-- WRITTEN EXERCISE --
Print the data that follows exactly.

[Chart and figure data]
[BEGIN]
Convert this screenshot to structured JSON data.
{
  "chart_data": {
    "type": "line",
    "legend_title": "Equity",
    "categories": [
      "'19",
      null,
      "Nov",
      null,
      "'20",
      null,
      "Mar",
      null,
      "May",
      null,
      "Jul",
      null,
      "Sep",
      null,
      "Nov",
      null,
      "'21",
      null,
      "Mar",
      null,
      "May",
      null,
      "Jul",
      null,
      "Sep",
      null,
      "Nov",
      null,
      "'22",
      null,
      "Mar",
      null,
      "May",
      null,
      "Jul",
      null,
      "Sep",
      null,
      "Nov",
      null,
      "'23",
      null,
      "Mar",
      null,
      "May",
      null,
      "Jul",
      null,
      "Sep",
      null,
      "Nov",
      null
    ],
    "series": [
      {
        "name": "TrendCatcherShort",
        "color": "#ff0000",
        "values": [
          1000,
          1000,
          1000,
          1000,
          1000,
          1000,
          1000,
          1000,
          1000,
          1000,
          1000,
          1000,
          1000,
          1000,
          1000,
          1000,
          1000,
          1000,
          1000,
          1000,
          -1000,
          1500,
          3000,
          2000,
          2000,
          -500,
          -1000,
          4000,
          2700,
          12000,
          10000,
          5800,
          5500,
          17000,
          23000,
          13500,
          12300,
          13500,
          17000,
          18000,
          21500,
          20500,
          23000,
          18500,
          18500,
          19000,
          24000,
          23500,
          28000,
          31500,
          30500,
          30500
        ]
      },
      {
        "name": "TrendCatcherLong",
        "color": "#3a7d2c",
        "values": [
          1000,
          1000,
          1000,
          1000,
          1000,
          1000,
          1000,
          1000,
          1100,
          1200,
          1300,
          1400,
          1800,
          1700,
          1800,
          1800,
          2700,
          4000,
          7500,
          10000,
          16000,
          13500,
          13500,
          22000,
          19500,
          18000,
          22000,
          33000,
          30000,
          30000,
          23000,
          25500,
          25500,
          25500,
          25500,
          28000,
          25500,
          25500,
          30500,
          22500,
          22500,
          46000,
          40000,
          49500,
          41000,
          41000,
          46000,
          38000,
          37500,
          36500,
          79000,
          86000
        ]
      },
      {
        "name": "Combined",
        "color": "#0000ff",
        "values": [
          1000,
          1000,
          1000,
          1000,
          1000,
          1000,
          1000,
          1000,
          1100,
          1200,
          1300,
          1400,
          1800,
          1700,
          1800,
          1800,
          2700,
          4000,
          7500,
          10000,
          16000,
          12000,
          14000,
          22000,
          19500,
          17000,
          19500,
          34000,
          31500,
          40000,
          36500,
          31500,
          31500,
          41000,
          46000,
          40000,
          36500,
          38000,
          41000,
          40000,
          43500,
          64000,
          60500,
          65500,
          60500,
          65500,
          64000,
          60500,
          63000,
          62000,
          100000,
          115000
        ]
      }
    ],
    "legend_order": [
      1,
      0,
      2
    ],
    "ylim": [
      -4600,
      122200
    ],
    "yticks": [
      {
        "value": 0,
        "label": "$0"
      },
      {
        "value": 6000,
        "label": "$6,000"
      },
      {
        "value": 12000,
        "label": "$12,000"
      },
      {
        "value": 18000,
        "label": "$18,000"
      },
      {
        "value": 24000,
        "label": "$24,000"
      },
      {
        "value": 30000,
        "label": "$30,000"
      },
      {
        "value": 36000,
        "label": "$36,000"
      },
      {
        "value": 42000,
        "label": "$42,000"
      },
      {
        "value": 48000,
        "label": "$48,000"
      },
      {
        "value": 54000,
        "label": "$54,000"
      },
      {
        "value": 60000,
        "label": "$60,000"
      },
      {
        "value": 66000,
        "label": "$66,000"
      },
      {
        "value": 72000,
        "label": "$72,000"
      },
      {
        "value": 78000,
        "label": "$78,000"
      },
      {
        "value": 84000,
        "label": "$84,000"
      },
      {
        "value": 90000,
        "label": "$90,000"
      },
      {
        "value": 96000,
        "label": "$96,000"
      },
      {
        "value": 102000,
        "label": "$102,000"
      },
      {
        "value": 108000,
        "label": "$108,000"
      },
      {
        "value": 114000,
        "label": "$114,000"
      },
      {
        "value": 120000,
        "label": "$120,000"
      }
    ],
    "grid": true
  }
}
[END]
-- RESULT --
Convert this screenshot to structured JSON data.
{
  "chart_data": {
    "type": "line",
    "legend_title": "Equity",
    "categories": [
      "'19",
      null,
      "Nov",
      null,
      "'20",
      null,
      "Mar",
      null,
      "May",
      null,
      "Jul",
      null,
      "Sep",
      null,
      "Nov",
      null,
      "'21",
      null,
      "Mar",
      null,
      "May",
      null,
      "Jul",
      null,
      "Sep",
      null,
      "Nov",
      null,
      "'22",
      null,
      "Mar",
      null,
      "May",
      null,
      "Jul",
      null,
      "Sep",
      null,
      "Nov",
      null,
      "'23",
      null,
      "Mar",
      null,
      "May",
      null,
      "Jul",
      null,
      "Sep",
      null,
      "Nov",
      null
    ],
    "series": [
      {
        "name": "TrendCatcherShort",
        "color": "#ff0000",
        "values": [
          1000,
          1000,
          1000,
          1000,
          1000,
          1000,
          1000,
          1000,
          1000,
          1000,
          1000,
          1000,
          1000,
          1000,
          1000,
          1000,
          1000,
          1000,
          1000,
          1000,
          -1000,
          1500,
          3000,
          2000,
          2000,
          -500,
          -1000,
          4000,
          2700,
          12000,
          10000,
          5800,
          5500,
          17000,
          23000,
          13500,
          12300,
          13500,
          17000,
          18000,
          21500,
          20500,
          23000,
          18500,
          18500,
          19000,
          24000,
          23500,
          28000,
          31500,
          30500,
          30500
        ]
      },
      {
        "name": "TrendCatcherLong",
        "color": "#3a7d2c",
        "values": [
          1000,
          1000,
          1000,
          1000,
          1000,
          1000,
          1000,
          1000,
          1100,
          1200,
          1300,
          1400,
          1800,
          1700,
          1800,
          1800,
          2700,
          4000,
          7500,
          10000,
          16000,
          13500,
          13500,
          22000,
          19500,
          18000,
          22000,
          33000,
          30000,
          30000,
          23000,
          25500,
          25500,
          25500,
          25500,
          28000,
          25500,
          25500,
          30500,
          22500,
          22500,
          46000,
          40000,
          49500,
          41000,
          41000,
          46000,
          38000,
          37500,
          36500,
          79000,
          86000
        ]
      },
      {
        "name": "Combined",
        "color": "#0000ff",
        "values": [
          1000,
          1000,
          1000,
          1000,
          1000,
          1000,
          1000,
          1000,
          1100,
          1200,
          1300,
          1400,
          1800,
          1700,
          1800,
          1800,
          2700,
          4000,
          7500,
          10000,
          16000,
          12000,
          14000,
          22000,
          19500,
          17000,
          19500,
          34000,
          31500,
          40000,
          36500,
          31500,
          31500,
          41000,
          46000,
          40000,
          36500,
          38000,
          41000,
          40000,
          43500,
          64000,
          60500,
          65500,
          60500,
          65500,
          64000,
          60500,
          63000,
          62000,
          100000,
          115000
        ]
      }
    ],
    "legend_order": [
      1,
      0,
      2
    ],
    "ylim": [
      -4600,
      122200
    ],
    "yticks": [
      {
        "value": 0,
        "label": "$0"
      },
      {
        "value": 6000,
        "label": "$6,000"
      },
      {
        "value": 12000,
        "label": "$12,000"
      },
      {
        "value": 18000,
        "label": "$18,000"
      },
      {
        "value": 24000,
        "label": "$24,000"
      },
      {
        "value": 30000,
        "label": "$30,000"
      },
      {
        "value": 36000,
        "label": "$36,000"
      },
      {
        "value": 42000,
        "label": "$42,000"
      },
      {
        "value": 48000,
        "label": "$48,000"
      },
      {
        "value": 54000,
        "label": "$54,000"
      },
      {
        "value": 60000,
        "label": "$60,000"
      },
      {
        "value": 66000,
        "label": "$66,000"
      },
      {
        "value": 72000,
        "label": "$72,000"
      },
      {
        "value": 78000,
        "label": "$78,000"
      },
      {
        "value": 84000,
        "label": "$84,000"
      },
      {
        "value": 90000,
        "label": "$90,000"
      },
      {
        "value": 96000,
        "label": "$96,000"
      },
      {
        "value": 102000,
        "label": "$102,000"
      },
      {
        "value": 108000,
        "label": "$108,000"
      },
      {
        "value": 114000,
        "label": "$114,000"
      },
      {
        "value": 120000,
        "label": "$120,000"
      }
    ],
    "grid": true
  }
}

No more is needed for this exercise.